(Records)
## START
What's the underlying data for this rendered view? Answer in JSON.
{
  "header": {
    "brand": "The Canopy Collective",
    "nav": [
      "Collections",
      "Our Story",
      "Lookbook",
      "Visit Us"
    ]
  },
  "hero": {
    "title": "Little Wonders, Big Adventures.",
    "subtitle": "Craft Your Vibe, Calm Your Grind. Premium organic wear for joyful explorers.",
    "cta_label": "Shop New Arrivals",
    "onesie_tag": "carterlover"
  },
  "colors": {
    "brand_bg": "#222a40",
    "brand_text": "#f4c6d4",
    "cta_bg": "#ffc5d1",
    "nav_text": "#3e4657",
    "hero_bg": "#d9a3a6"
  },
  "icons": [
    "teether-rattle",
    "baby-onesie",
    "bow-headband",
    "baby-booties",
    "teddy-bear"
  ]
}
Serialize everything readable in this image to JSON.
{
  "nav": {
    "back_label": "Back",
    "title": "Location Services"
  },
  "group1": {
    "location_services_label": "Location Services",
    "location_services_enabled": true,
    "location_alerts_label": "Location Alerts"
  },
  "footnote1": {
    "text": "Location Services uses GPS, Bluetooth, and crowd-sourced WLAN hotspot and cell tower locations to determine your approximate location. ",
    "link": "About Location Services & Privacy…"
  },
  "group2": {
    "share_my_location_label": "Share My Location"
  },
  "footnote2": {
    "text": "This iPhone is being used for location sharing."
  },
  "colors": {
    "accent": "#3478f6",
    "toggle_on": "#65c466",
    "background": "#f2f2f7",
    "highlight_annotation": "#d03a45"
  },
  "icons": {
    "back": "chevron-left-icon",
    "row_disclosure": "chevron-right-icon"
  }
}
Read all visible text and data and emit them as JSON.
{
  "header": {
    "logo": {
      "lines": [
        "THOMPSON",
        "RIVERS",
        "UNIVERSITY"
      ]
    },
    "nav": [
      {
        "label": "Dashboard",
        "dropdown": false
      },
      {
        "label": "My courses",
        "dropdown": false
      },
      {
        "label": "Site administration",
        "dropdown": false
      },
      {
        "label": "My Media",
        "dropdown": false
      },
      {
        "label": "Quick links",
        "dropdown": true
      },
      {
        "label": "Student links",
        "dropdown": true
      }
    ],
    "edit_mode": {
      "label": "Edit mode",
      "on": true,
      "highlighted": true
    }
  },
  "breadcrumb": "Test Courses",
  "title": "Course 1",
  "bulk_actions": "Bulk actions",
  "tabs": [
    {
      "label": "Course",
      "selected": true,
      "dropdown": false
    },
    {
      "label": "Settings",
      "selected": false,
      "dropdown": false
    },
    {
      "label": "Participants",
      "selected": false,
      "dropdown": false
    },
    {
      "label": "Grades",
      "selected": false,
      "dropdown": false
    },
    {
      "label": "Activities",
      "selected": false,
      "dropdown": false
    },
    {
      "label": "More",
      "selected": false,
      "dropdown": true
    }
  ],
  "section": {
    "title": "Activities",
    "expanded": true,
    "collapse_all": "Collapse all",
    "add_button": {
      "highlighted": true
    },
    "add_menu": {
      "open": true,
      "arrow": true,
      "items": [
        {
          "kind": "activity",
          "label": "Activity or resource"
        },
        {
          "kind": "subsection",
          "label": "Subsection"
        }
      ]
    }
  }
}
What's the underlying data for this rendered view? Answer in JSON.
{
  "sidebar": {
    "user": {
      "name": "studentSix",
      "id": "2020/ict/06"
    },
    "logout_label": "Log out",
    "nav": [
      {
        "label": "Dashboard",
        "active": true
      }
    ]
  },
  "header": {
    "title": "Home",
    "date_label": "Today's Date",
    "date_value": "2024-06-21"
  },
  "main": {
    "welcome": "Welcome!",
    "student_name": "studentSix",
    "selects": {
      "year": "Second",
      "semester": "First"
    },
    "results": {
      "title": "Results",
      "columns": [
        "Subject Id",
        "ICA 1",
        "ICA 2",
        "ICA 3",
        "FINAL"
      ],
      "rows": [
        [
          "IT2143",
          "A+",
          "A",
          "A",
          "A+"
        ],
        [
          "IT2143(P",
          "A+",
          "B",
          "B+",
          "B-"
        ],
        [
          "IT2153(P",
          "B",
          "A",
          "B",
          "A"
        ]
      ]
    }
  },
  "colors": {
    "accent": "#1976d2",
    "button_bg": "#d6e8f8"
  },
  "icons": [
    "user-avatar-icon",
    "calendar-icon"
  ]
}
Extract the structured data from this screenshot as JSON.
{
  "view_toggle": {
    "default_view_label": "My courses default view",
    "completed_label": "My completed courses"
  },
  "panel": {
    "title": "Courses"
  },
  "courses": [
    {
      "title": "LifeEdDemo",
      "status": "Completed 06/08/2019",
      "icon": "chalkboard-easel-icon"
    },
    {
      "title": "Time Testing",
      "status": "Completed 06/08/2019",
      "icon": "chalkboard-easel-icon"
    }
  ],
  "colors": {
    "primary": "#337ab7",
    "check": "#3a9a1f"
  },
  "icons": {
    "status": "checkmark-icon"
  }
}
## END
> STATED PROBLEM:
Working from the material above, retype it in its entirety without change.

> RESULT:
What's the underlying data for this rendered view? Answer in JSON.
{
  "header": {
    "brand": "The Canopy Collective",
    "nav": [
      "Collections",
      "Our Story",
      "Lookbook",
      "Visit Us"
    ]
  },
  "hero": {
    "title": "Little Wonders, Big Adventures.",
    "subtitle": "Craft Your Vibe, Calm Your Grind. Premium organic wear for joyful explorers.",
    "cta_label": "Shop New Arrivals",
    "onesie_tag": "carterlover"
  },
  "colors": {
    "brand_bg": "#222a40",
    "brand_text": "#f4c6d4",
    "cta_bg": "#ffc5d1",
    "nav_text": "#3e4657",
    "hero_bg": "#d9a3a6"
  },
  "icons": [
    "teether-rattle",
    "baby-onesie",
    "bow-headband",
    "baby-booties",
    "teddy-bear"
  ]
}
Serialize everything readable in this image to JSON.
{
  "nav": {
    "back_label": "Back",
    "title": "Location Services"
  },
  "group1": {
    "location_services_label": "Location Services",
    "location_services_enabled": true,
    "location_alerts_label": "Location Alerts"
  },
  "footnote1": {
    "text": "Location Services uses GPS, Bluetooth, and crowd-sourced WLAN hotspot and cell tower locations to determine your approximate location. ",
    "link": "About Location Services & Privacy…"
  },
  "group2": {
    "share_my_location_label": "Share My Location"
  },
  "footnote2": {
    "text": "This iPhone is being used for location sharing."
  },
  "colors": {
    "accent": "#3478f6",
    "toggle_on": "#65c466",
    "background": "#f2f2f7",
    "highlight_annotation": "#d03a45"
  },
  "icons": {
    "back": "chevron-left-icon",
    "row_disclosure": "chevron-right-icon"
  }
}
Read all visible text and data and emit them as JSON.
{
  "header": {
    "logo": {
      "lines": [
        "THOMPSON",
        "RIVERS",
        "UNIVERSITY"
      ]
    },
    "nav": [
      {
        "label": "Dashboard",
        "dropdown": false
      },
      {
        "label": "My courses",
        "dropdown": false
      },
      {
        "label": "Site administration",
        "dropdown": false
      },
      {
        "label": "My Media",
        "dropdown": false
      },
      {
        "label": "Quick links",
        "dropdown": true
      },
      {
        "label": "Student links",
        "dropdown": true
      }
    ],
    "edit_mode": {
      "label": "Edit mode",
      "on": true,
      "highlighted": true
    }
  },
  "breadcrumb": "Test Courses",
  "title": "Course 1",
  "bulk_actions": "Bulk actions",
  "tabs": [
    {
      "label": "Course",
      "selected": true,
      "dropdown": false
    },
    {
      "label": "Settings",
      "selected": false,
      "dropdown": false
    },
    {
      "label": "Participants",
      "selected": false,
      "dropdown": false
    },
    {
      "label": "Grades",
      "selected": false,
      "dropdown": false
    },
    {
      "label": "Activities",
      "selected": false,
      "dropdown": false
    },
    {
      "label": "More",
      "selected": false,
      "dropdown": true
    }
  ],
  "section": {
    "title": "Activities",
    "expanded": true,
    "collapse_all": "Collapse all",
    "add_button": {
      "highlighted": true
    },
    "add_menu": {
      "open": true,
      "arrow": true,
      "items": [
        {
          "kind": "activity",
          "label": "Activity or resource"
        },
        {
          "kind": "subsection",
          "label": "Subsection"
        }
      ]
    }
  }
}
What's the underlying data for this rendered view? Answer in JSON.
{
  "sidebar": {
    "user": {
      "name": "studentSix",
      "id": "2020/ict/06"
    },
    "logout_label": "Log out",
    "nav": [
      {
        "label": "Dashboard",
        "active": true
      }
    ]
  },
  "header": {
    "title": "Home",
    "date_label": "Today's Date",
    "date_value": "2024-06-21"
  },
  "main": {
    "welcome": "Welcome!",
    "student_name": "studentSix",
    "selects": {
      "year": "Second",
      "semester": "First"
    },
    "results": {
      "title": "Results",
      "columns": [
        "Subject Id",
        "ICA 1",
        "ICA 2",
        "ICA 3",
        "FINAL"
      ],
      "rows": [
        [
          "IT2143",
          "A+",
          "A",
          "A",
          "A+"
        ],
        [
          "IT2143(P",
          "A+",
          "B",
          "B+",
          "B-"
        ],
        [
          "IT2153(P",
          "B",
          "A",
          "B",
          "A"
        ]
      ]
    }
  },
  "colors": {
    "accent": "#1976d2",
    "button_bg": "#d6e8f8"
  },
  "icons": [
    "user-avatar-icon",
    "calendar-icon"
  ]
}
Extract the structured data from this screenshot as JSON.
{
  "view_toggle": {
    "default_view_label": "My courses default view",
    "completed_label": "My completed courses"
  },
  "panel": {
    "title": "Courses"
  },
  "courses": [
    {
      "title": "LifeEdDemo",
      "status": "Completed 06/08/2019",
      "icon": "chalkboard-easel-icon"
    },
    {
      "title": "Time Testing",
      "status": "Completed 06/08/2019",
      "icon": "chalkboard-easel-icon"
    }
  ],
  "colors": {
    "primary": "#337ab7",
    "check": "#3a9a1f"
  },
  "icons": {
    "status": "checkmark-icon"
  }
}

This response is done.